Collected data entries

>>>

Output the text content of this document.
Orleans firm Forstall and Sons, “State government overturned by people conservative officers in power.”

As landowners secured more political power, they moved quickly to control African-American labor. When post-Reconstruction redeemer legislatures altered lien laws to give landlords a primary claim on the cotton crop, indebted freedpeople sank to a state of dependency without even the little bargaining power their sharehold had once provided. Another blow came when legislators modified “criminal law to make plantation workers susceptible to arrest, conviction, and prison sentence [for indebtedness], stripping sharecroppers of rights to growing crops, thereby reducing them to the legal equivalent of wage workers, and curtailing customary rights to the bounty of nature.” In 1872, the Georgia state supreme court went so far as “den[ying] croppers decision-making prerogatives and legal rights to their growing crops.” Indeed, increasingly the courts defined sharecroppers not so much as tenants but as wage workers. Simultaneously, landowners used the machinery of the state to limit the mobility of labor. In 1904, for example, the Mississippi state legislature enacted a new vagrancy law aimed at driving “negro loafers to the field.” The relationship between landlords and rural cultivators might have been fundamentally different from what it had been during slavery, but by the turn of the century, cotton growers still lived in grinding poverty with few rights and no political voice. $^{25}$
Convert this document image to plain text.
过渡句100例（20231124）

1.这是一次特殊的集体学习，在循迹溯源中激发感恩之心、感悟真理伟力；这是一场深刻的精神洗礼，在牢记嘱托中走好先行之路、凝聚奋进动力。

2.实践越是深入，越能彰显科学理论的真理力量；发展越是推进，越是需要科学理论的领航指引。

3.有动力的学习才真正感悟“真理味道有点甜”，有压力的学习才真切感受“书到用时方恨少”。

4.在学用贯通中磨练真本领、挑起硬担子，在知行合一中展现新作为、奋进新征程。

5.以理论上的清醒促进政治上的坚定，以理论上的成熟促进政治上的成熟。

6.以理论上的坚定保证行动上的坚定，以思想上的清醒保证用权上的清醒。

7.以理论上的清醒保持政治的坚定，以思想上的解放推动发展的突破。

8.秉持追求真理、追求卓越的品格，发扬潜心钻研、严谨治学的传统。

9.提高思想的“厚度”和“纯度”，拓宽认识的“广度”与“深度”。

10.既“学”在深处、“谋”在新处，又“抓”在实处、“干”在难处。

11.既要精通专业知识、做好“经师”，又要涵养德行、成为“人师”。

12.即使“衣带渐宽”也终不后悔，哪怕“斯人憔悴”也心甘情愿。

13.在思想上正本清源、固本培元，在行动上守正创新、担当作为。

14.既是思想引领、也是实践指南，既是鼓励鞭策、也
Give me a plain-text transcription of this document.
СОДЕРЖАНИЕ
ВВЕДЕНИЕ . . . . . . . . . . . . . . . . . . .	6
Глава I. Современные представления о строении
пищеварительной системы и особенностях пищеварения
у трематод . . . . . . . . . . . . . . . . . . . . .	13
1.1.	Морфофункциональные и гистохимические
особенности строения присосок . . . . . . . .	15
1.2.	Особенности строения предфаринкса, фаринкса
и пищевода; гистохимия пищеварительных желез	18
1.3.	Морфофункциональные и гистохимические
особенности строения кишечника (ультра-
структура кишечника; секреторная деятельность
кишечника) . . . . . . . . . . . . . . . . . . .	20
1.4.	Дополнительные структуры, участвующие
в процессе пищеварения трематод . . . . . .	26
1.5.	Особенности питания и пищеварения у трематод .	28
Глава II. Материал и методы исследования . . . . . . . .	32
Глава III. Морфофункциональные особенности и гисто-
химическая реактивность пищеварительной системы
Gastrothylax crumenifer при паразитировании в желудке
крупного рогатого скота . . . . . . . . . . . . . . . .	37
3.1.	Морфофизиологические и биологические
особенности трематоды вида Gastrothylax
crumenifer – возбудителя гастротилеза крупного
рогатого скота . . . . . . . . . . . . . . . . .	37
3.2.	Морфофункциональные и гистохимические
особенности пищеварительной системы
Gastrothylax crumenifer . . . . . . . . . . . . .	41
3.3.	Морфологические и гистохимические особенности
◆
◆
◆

<<<

GIVEN INSTRUCTION:
State the count of lines in the data holding the word "document", adding nothing to it.

COMPLETED TASK:
3